### What to produce
Go through the listing and write out all of it exactly.

### Information supplied
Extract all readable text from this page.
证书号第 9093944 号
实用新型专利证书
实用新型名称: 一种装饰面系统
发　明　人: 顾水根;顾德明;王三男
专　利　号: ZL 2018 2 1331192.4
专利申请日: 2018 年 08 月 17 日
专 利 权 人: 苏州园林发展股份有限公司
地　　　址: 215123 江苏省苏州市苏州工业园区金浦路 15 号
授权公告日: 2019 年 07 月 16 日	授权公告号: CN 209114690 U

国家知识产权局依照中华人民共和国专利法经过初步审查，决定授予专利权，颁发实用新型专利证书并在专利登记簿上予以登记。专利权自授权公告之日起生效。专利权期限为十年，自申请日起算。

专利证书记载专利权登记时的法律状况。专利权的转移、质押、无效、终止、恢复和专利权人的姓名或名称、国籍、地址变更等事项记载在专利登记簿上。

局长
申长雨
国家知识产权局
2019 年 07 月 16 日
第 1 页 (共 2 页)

### Result below
Extract all readable text from this page.
证书号第 9093944 号
实用新型专利证书
实用新型名称: 一种装饰面系统
发　明　人: 顾水根;顾德明;王三男
专　利　号: ZL 2018 2 1331192.4
专利申请日: 2018 年 08 月 17 日
专 利 权 人: 苏州园林发展股份有限公司
地　　　址: 215123 江苏省苏州市苏州工业园区金浦路 15 号
授权公告日: 2019 年 07 月 16 日	授权公告号: CN 209114690 U

国家知识产权局依照中华人民共和国专利法经过初步审查，决定授予专利权，颁发实用新型专利证书并在专利登记簿上予以登记。专利权自授权公告之日起生效。专利权期限为十年，自申请日起算。

专利证书记载专利权登记时的法律状况。专利权的转移、质押、无效、终止、恢复和专利权人的姓名或名称、国籍、地址变更等事项记载在专利登记簿上。

局长
申长雨
国家知识产权局
2019 年 07 月 16 日
第 1 页 (共 2 页)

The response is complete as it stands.